>> Start

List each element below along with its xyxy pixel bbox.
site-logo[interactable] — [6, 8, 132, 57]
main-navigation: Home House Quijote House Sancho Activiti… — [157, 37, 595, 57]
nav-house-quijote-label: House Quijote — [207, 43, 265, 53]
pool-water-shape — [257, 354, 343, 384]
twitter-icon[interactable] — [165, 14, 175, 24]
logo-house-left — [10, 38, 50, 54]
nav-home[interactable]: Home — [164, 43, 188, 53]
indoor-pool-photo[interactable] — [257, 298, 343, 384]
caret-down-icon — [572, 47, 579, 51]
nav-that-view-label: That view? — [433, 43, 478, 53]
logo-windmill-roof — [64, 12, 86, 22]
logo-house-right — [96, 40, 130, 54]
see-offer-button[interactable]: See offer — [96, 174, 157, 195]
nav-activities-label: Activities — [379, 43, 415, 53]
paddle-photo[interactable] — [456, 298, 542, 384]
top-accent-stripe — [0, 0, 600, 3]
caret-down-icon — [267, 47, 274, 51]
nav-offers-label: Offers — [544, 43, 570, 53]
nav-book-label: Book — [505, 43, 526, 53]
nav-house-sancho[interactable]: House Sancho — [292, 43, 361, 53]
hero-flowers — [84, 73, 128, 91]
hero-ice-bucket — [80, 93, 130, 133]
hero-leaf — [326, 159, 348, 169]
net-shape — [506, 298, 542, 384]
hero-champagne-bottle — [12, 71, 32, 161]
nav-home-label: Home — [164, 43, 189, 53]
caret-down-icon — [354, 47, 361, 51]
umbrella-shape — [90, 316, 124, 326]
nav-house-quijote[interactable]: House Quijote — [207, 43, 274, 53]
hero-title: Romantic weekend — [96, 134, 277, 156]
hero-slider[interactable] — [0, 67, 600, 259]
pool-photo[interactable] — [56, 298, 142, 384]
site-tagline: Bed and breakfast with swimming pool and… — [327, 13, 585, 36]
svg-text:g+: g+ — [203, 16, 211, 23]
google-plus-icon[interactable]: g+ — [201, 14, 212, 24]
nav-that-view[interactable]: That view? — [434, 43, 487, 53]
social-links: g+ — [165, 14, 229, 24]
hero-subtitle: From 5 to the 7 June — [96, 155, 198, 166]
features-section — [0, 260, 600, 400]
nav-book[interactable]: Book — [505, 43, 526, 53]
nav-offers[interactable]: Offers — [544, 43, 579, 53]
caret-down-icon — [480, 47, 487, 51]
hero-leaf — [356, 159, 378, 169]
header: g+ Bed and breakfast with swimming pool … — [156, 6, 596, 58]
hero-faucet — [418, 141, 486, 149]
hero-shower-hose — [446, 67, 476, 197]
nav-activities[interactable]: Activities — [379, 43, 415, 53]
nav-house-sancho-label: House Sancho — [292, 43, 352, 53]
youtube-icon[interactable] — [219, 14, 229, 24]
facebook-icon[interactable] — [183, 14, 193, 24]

>> End

Exercise goal:
Could you write out the data above again, changing "Romantic weekend" to "Wine tasting weekend" and leaving everything else as it is?

Response for this exercise:
List each element below along with its xyxy pixel bbox.
site-logo[interactable] — [6, 8, 132, 57]
main-navigation: Home House Quijote House Sancho Activiti… — [157, 37, 595, 57]
nav-house-quijote-label: House Quijote — [207, 43, 265, 53]
pool-water-shape — [257, 354, 343, 384]
twitter-icon[interactable] — [165, 14, 175, 24]
logo-house-left — [10, 38, 50, 54]
nav-home[interactable]: Home — [164, 43, 188, 53]
indoor-pool-photo[interactable] — [257, 298, 343, 384]
caret-down-icon — [572, 47, 579, 51]
nav-that-view-label: That view? — [433, 43, 478, 53]
logo-windmill-roof — [64, 12, 86, 22]
logo-house-right — [96, 40, 130, 54]
see-offer-button[interactable]: See offer — [96, 174, 157, 195]
nav-activities-label: Activities — [379, 43, 415, 53]
paddle-photo[interactable] — [456, 298, 542, 384]
top-accent-stripe — [0, 0, 600, 3]
caret-down-icon — [267, 47, 274, 51]
nav-offers-label: Offers — [544, 43, 570, 53]
nav-book-label: Book — [505, 43, 526, 53]
nav-house-sancho[interactable]: House Sancho — [292, 43, 361, 53]
hero-flowers — [84, 73, 128, 91]
hero-ice-bucket — [80, 93, 130, 133]
hero-leaf — [326, 159, 348, 169]
net-shape — [506, 298, 542, 384]
hero-champagne-bottle — [12, 71, 32, 161]
nav-home-label: Home — [164, 43, 189, 53]
caret-down-icon — [354, 47, 361, 51]
umbrella-shape — [90, 316, 124, 326]
nav-house-quijote[interactable]: House Quijote — [207, 43, 274, 53]
hero-title: Wine tasting weekend — [96, 134, 277, 156]
hero-slider[interactable] — [0, 67, 600, 259]
pool-photo[interactable] — [56, 298, 142, 384]
site-tagline: Bed and breakfast with swimming pool and… — [327, 13, 585, 36]
svg-text:g+: g+ — [203, 16, 211, 23]
google-plus-icon[interactable]: g+ — [201, 14, 212, 24]
nav-that-view[interactable]: That view? — [434, 43, 487, 53]
social-links: g+ — [165, 14, 229, 24]
hero-subtitle: From 5 to the 7 June — [96, 155, 198, 166]
features-section — [0, 260, 600, 400]
nav-book[interactable]: Book — [505, 43, 526, 53]
nav-offers[interactable]: Offers — [544, 43, 579, 53]
caret-down-icon — [480, 47, 487, 51]
hero-leaf — [356, 159, 378, 169]
header: g+ Bed and breakfast with swimming pool … — [156, 6, 596, 58]
hero-faucet — [418, 141, 486, 149]
hero-shower-hose — [446, 67, 476, 197]
nav-activities[interactable]: Activities — [379, 43, 415, 53]
nav-house-sancho-label: House Sancho — [292, 43, 352, 53]
youtube-icon[interactable] — [219, 14, 229, 24]
facebook-icon[interactable] — [183, 14, 193, 24]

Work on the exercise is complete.